# Task to complete
Copy out the listing that follows exactly, dropping every picture.

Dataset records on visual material
____________________

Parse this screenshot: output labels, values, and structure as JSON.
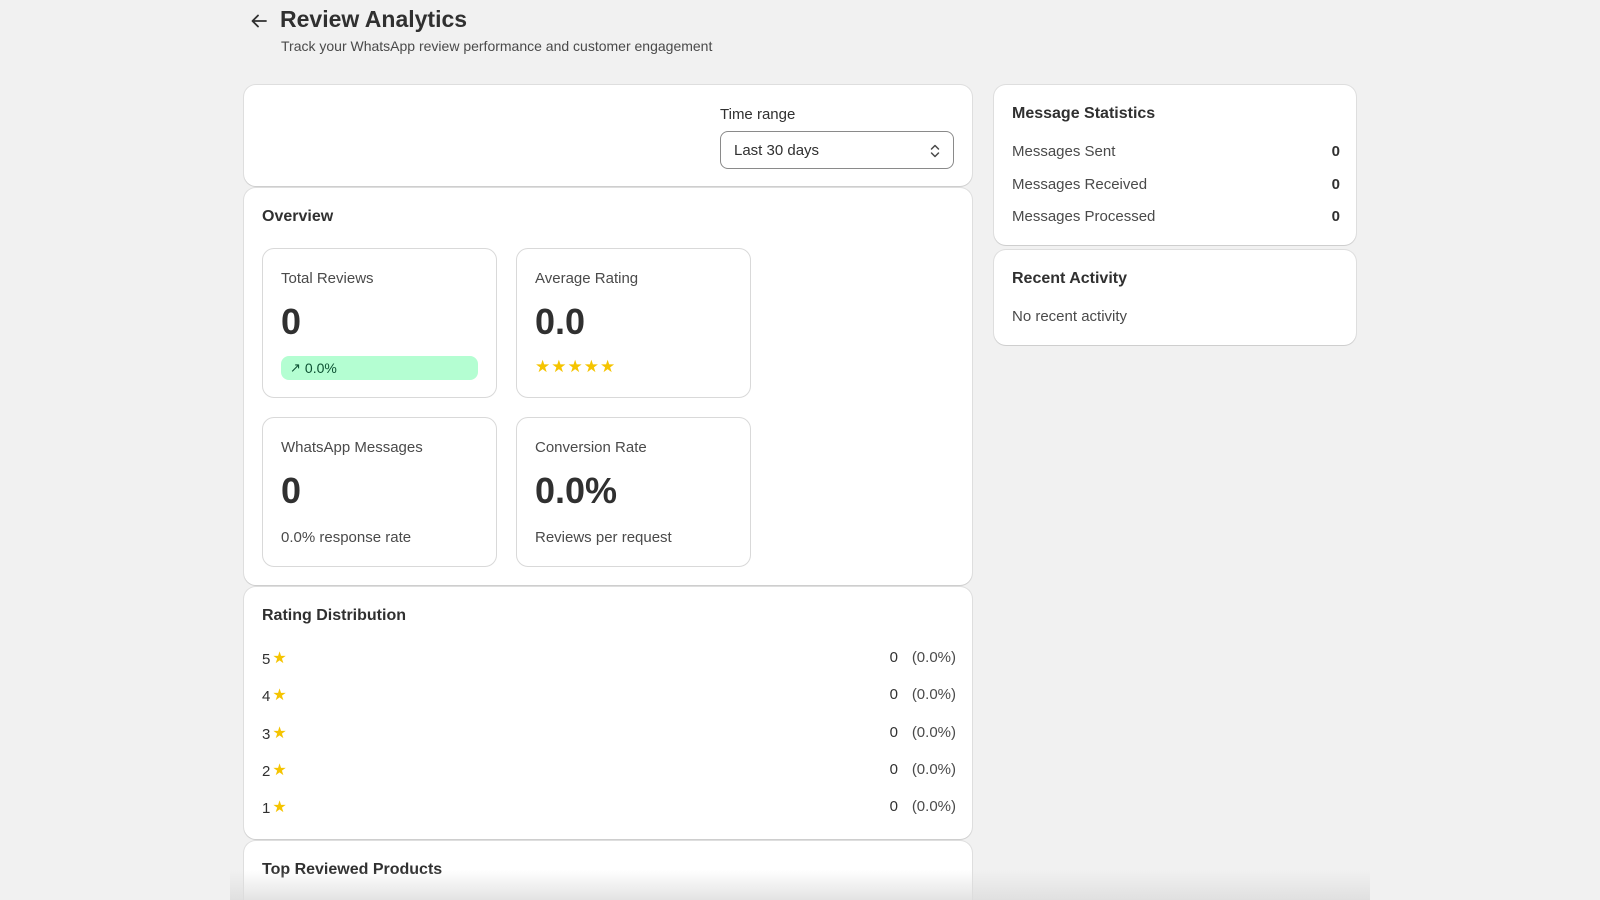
{
  "header": {
    "title": "Review Analytics",
    "subtitle": "Track your WhatsApp review performance and customer engagement",
    "back_icon": "arrow-left-icon"
  },
  "filter": {
    "time_range_label": "Time range",
    "time_range_value": "Last 30 days"
  },
  "overview": {
    "title": "Overview",
    "total_reviews": {
      "label": "Total Reviews",
      "value": "0",
      "trend": "0.0%",
      "trend_color": "#b4fed2"
    },
    "average_rating": {
      "label": "Average Rating",
      "value": "0.0",
      "stars": 5,
      "star_color": "#f5c400"
    },
    "whatsapp_messages": {
      "label": "WhatsApp Messages",
      "value": "0",
      "foot": "0.0% response rate"
    },
    "conversion_rate": {
      "label": "Conversion Rate",
      "value": "0.0%",
      "foot": "Reviews per request"
    }
  },
  "rating_distribution": {
    "title": "Rating Distribution",
    "rows": [
      {
        "stars": "5",
        "count": "0",
        "percent": "(0.0%)"
      },
      {
        "stars": "4",
        "count": "0",
        "percent": "(0.0%)"
      },
      {
        "stars": "3",
        "count": "0",
        "percent": "(0.0%)"
      },
      {
        "stars": "2",
        "count": "0",
        "percent": "(0.0%)"
      },
      {
        "stars": "1",
        "count": "0",
        "percent": "(0.0%)"
      }
    ]
  },
  "top_products": {
    "title": "Top Reviewed Products"
  },
  "message_statistics": {
    "title": "Message Statistics",
    "rows": [
      {
        "label": "Messages Sent",
        "value": "0"
      },
      {
        "label": "Messages Received",
        "value": "0"
      },
      {
        "label": "Messages Processed",
        "value": "0"
      }
    ]
  },
  "recent_activity": {
    "title": "Recent Activity",
    "empty": "No recent activity"
  }
}
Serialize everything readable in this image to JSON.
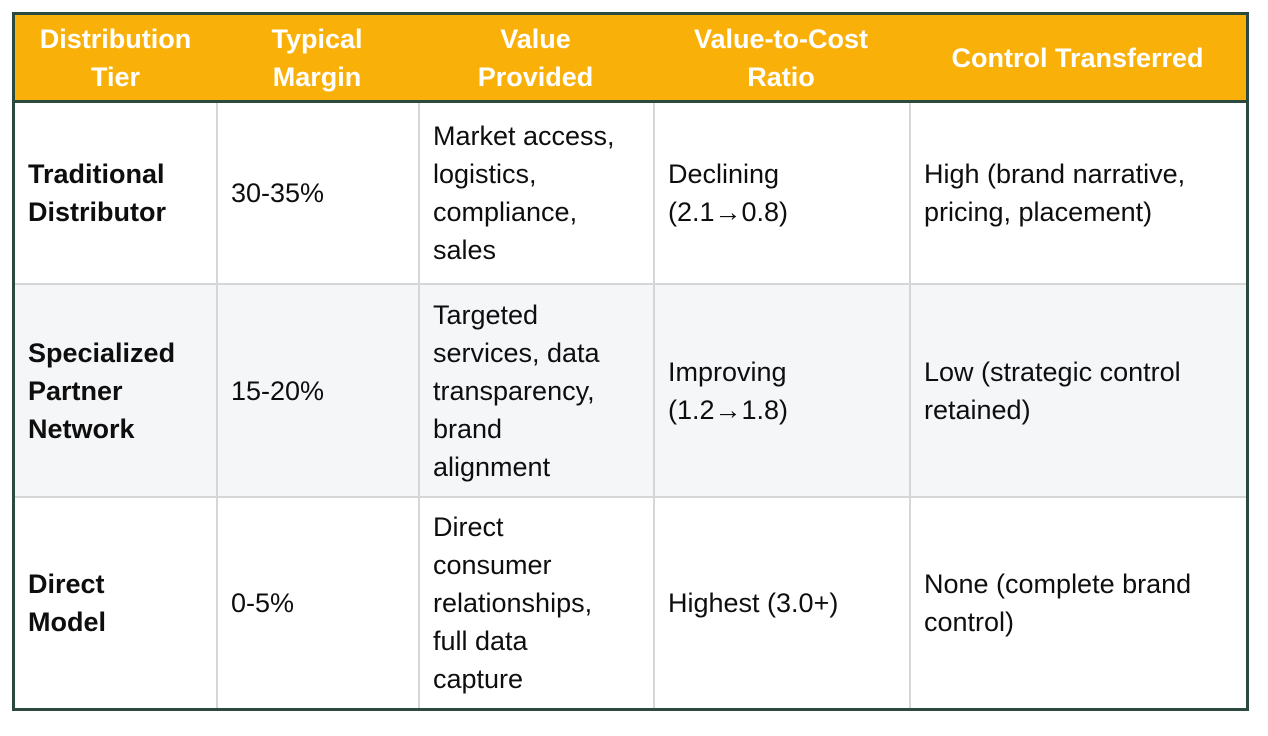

____________________

# Output below
Parse this screenshot: output labels, values, and structure as JSON.
{
  "header": {
    "title": "Review Analytics",
    "subtitle": "Track your WhatsApp review performance and customer engagement",
    "back_icon": "arrow-left-icon"
  },
  "filter": {
    "time_range_label": "Time range",
    "time_range_value": "Last 30 days"
  },
  "overview": {
    "title": "Overview",
    "total_reviews": {
      "label": "Total Reviews",
      "value": "0",
      "trend": "0.0%",
      "trend_color": "#b4fed2"
    },
    "average_rating": {
      "label": "Average Rating",
      "value": "0.0",
      "stars": 5,
      "star_color": "#f5c400"
    },
    "whatsapp_messages": {
      "label": "WhatsApp Messages",
      "value": "0",
      "foot": "0.0% response rate"
    },
    "conversion_rate": {
      "label": "Conversion Rate",
      "value": "0.0%",
      "foot": "Reviews per request"
    }
  },
  "rating_distribution": {
    "title": "Rating Distribution",
    "rows": [
      {
        "stars": "5",
        "count": "0",
        "percent": "(0.0%)"
      },
      {
        "stars": "4",
        "count": "0",
        "percent": "(0.0%)"
      },
      {
        "stars": "3",
        "count": "0",
        "percent": "(0.0%)"
      },
      {
        "stars": "2",
        "count": "0",
        "percent": "(0.0%)"
      },
      {
        "stars": "1",
        "count": "0",
        "percent": "(0.0%)"
      }
    ]
  },
  "top_products": {
    "title": "Top Reviewed Products"
  },
  "message_statistics": {
    "title": "Message Statistics",
    "rows": [
      {
        "label": "Messages Sent",
        "value": "0"
      },
      {
        "label": "Messages Received",
        "value": "0"
      },
      {
        "label": "Messages Processed",
        "value": "0"
      }
    ]
  },
  "recent_activity": {
    "title": "Recent Activity",
    "empty": "No recent activity"
  }
}
Serialize everything readable in this image to JSON.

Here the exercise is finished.